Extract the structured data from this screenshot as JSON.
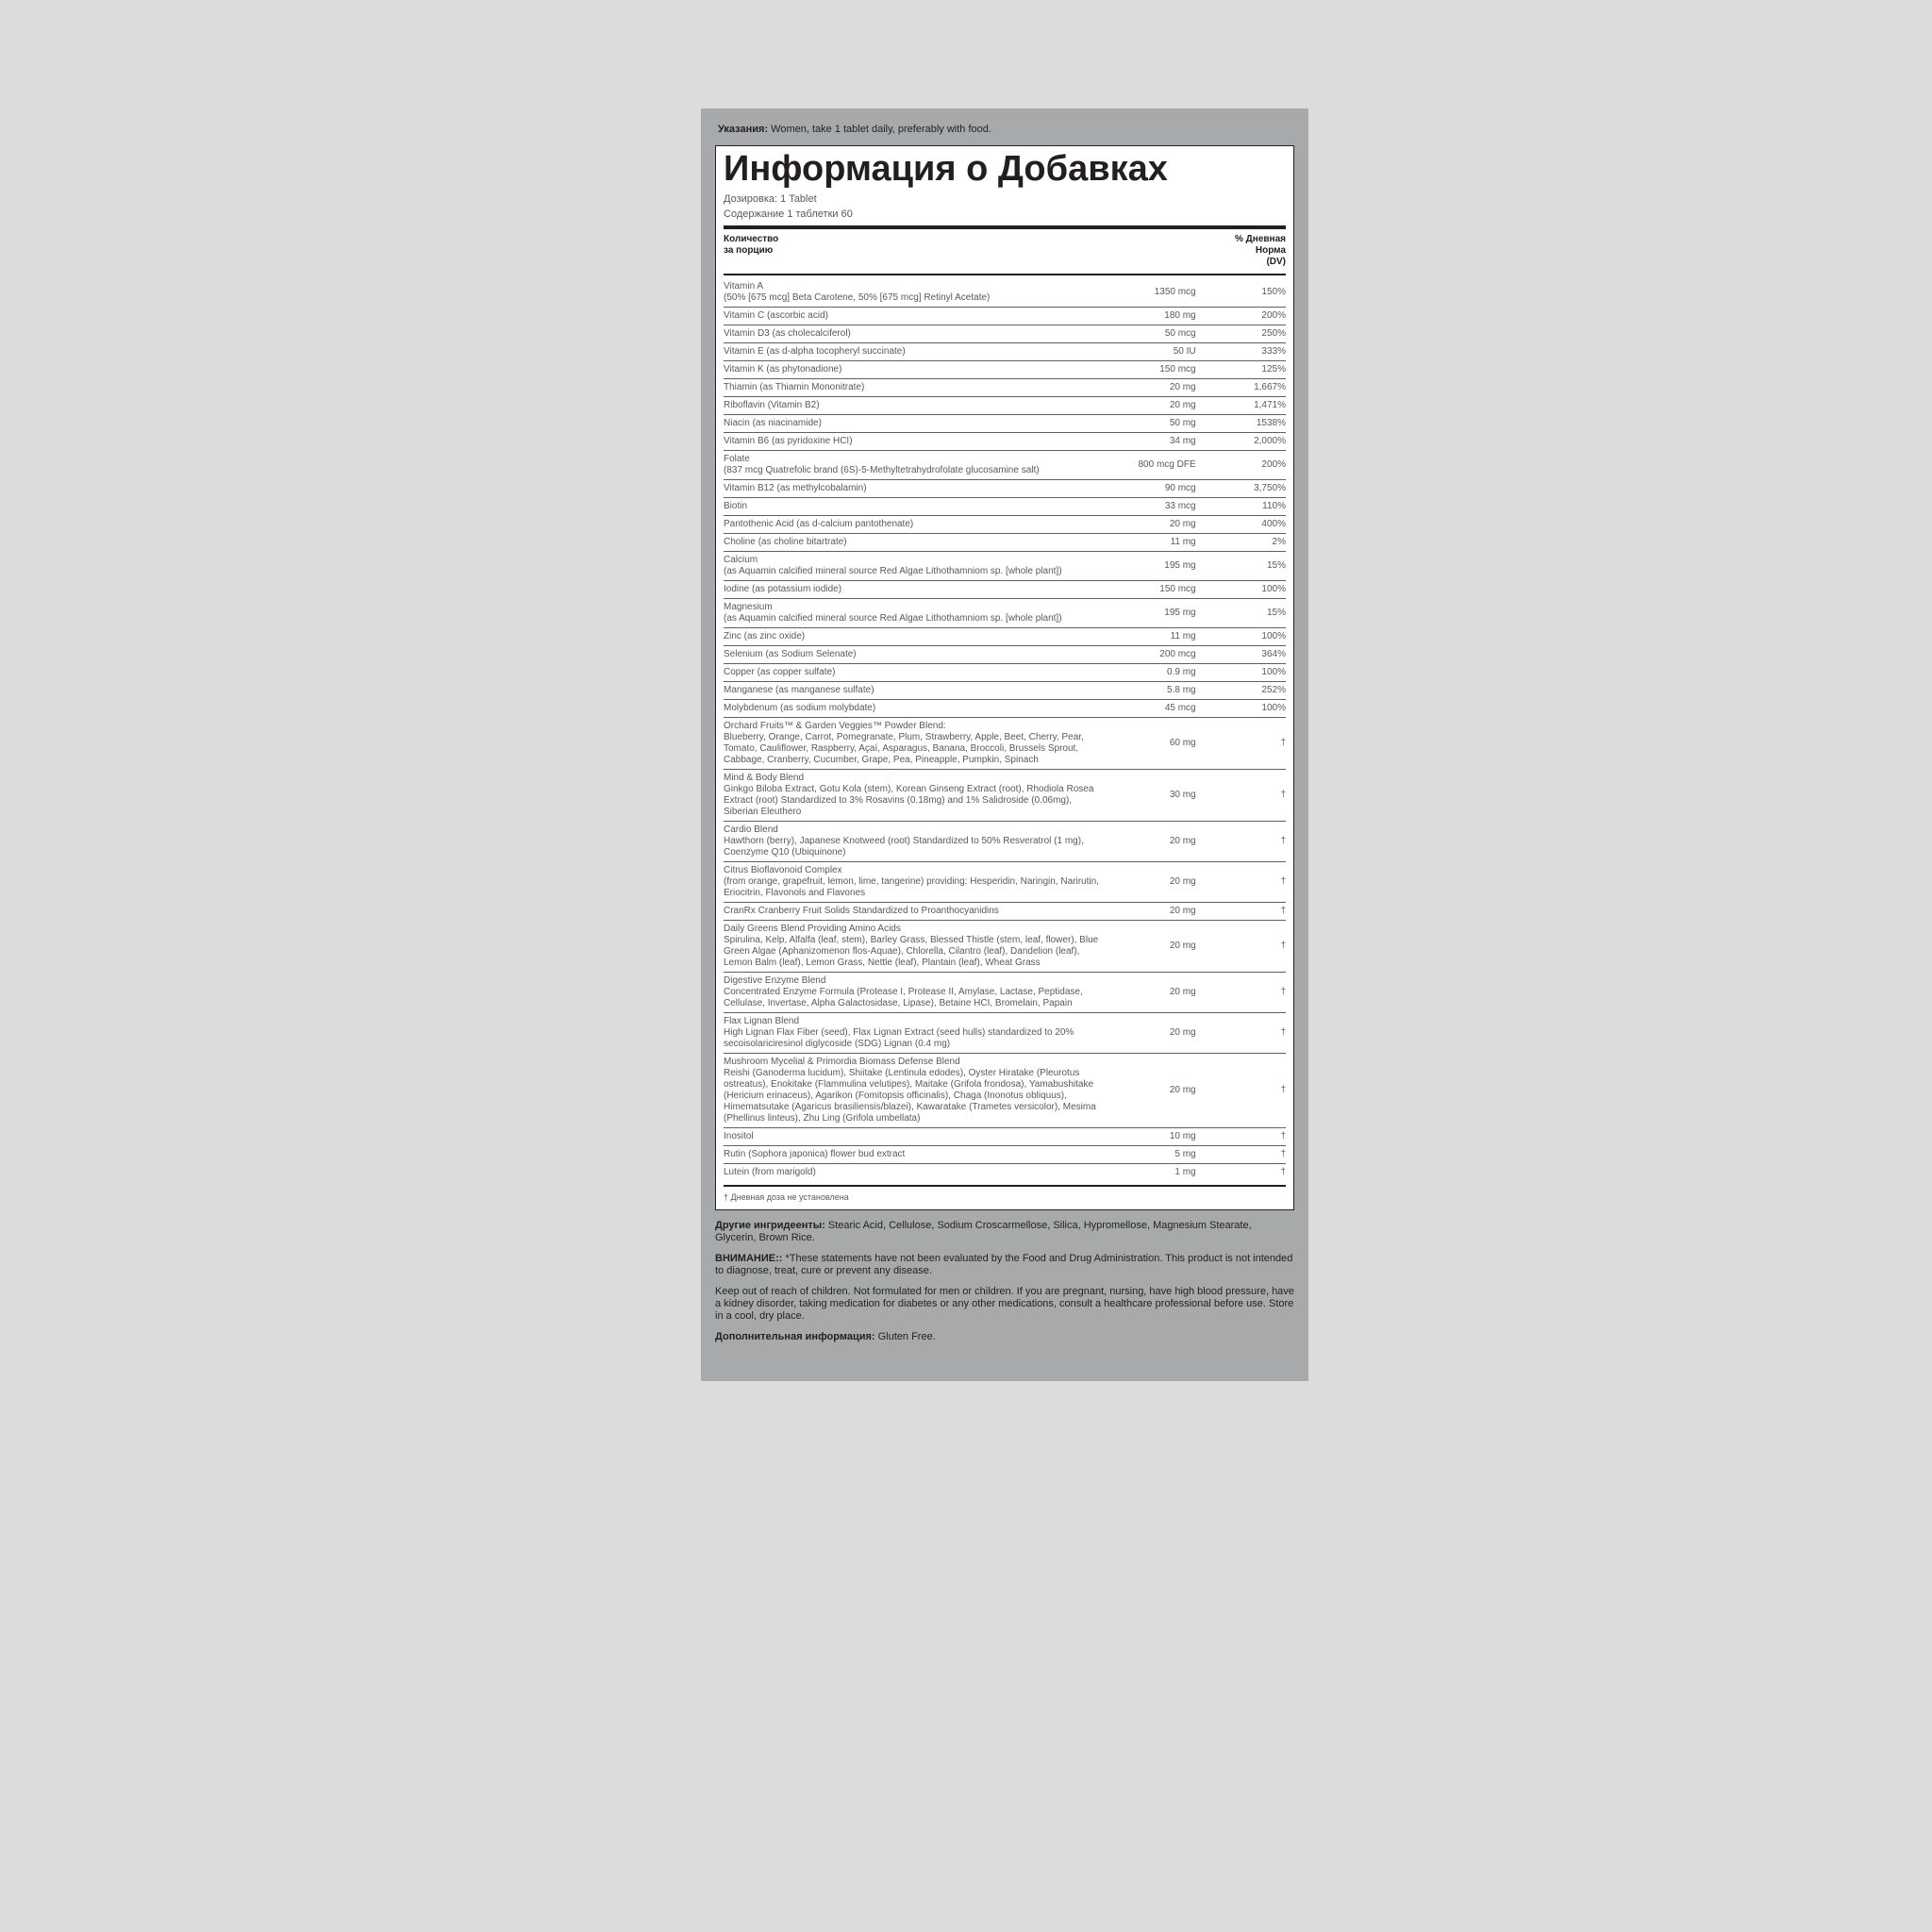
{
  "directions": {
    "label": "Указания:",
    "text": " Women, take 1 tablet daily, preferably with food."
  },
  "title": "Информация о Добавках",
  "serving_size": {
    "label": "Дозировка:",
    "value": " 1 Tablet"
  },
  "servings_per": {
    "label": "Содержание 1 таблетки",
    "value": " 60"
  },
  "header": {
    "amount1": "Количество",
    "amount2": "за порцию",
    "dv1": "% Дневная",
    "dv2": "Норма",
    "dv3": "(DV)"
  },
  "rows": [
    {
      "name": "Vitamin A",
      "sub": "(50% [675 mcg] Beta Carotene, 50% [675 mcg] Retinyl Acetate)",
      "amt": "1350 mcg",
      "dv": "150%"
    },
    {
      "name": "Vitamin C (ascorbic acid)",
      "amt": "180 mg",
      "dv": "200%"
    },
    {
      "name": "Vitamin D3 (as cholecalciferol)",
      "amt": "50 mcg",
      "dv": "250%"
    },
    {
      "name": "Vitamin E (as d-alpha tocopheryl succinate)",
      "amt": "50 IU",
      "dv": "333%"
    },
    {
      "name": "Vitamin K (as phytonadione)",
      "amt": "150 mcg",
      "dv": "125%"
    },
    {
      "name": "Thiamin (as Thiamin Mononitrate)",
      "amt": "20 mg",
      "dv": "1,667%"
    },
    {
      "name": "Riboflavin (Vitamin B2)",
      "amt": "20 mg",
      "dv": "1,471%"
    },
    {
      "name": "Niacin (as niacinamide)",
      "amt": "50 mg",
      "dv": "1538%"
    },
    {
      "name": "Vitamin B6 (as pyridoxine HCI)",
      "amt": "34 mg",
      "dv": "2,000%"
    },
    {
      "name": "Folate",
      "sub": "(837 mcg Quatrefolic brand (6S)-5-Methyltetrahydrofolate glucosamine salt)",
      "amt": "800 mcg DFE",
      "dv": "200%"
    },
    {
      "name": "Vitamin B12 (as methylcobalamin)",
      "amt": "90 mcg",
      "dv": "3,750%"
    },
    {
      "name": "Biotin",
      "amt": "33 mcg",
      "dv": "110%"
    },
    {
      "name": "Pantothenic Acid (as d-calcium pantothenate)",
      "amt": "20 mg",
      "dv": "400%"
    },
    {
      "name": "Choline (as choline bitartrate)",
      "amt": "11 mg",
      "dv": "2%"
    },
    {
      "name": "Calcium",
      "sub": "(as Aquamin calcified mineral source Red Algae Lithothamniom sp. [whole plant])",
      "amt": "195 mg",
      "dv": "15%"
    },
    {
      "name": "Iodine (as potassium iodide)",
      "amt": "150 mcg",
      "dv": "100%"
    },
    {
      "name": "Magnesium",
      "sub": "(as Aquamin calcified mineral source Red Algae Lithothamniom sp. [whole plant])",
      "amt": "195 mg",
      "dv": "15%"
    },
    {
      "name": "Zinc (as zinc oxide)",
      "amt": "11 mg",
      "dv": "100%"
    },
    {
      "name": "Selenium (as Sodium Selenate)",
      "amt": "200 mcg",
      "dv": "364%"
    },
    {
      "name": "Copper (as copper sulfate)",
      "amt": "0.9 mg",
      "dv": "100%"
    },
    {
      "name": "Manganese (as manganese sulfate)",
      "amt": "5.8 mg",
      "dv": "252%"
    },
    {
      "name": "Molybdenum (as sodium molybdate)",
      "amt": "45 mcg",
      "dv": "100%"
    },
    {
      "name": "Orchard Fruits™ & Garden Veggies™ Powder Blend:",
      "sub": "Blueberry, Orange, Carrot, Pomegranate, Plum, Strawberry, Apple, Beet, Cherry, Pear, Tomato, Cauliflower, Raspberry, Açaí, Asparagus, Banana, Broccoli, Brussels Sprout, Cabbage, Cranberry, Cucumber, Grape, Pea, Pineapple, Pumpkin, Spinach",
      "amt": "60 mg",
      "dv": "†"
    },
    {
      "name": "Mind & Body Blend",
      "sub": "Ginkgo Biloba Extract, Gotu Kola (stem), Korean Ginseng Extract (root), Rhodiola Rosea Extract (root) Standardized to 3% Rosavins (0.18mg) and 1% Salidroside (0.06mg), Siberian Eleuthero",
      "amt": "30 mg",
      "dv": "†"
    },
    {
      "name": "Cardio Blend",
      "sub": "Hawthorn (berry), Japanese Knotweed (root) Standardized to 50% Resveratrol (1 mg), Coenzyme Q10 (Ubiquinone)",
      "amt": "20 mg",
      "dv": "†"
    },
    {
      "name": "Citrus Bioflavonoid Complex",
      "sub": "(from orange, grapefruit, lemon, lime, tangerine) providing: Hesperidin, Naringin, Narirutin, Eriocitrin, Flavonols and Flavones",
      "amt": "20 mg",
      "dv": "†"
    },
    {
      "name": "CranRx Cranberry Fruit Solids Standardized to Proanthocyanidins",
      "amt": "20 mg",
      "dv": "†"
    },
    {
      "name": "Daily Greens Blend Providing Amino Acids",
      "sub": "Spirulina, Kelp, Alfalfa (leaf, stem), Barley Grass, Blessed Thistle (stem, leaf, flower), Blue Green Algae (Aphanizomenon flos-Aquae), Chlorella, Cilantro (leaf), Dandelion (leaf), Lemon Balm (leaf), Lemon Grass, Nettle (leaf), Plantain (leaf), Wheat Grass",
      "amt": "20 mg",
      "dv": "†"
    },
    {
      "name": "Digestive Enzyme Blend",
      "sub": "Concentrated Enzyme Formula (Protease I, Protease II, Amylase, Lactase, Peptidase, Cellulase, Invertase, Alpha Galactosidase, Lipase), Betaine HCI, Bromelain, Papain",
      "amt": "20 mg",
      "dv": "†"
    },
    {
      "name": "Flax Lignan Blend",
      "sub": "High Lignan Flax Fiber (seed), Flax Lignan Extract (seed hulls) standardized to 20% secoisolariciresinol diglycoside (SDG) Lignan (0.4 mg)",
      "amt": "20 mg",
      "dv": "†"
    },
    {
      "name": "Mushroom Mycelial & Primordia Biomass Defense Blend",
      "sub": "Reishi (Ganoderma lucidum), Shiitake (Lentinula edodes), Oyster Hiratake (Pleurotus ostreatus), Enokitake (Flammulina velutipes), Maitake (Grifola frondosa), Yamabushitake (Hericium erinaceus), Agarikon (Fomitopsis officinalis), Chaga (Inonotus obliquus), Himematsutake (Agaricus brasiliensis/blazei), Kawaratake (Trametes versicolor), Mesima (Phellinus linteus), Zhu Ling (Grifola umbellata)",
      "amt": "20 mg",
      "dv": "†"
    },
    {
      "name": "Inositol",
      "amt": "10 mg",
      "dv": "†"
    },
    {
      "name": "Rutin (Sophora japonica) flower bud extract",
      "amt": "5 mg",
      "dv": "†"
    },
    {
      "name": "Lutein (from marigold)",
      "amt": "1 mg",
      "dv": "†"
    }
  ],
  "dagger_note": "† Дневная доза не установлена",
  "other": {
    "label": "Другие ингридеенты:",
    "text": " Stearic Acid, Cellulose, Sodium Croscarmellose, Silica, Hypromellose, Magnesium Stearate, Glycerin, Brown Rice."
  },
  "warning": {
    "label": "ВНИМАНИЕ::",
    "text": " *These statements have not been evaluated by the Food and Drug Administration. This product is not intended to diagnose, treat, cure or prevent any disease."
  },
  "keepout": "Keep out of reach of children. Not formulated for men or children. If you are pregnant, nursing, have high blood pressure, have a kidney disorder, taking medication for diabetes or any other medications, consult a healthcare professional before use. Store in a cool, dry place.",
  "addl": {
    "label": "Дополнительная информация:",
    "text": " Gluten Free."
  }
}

◆ ◆ ◆

EXERCISE INSTRUCTIONS:
For this exercise, gather every line of the data that contains the word "from".

RESPONSE BOX:
Extract the structured data from this screenshot as JSON.
      "sub": "(from orange, grapefruit, lemon, lime, tangerine) providing: Hesperidin, Naringin, Narirutin, Eriocitrin, Flavonols and Flavones",
      "name": "Lutein (from marigold)",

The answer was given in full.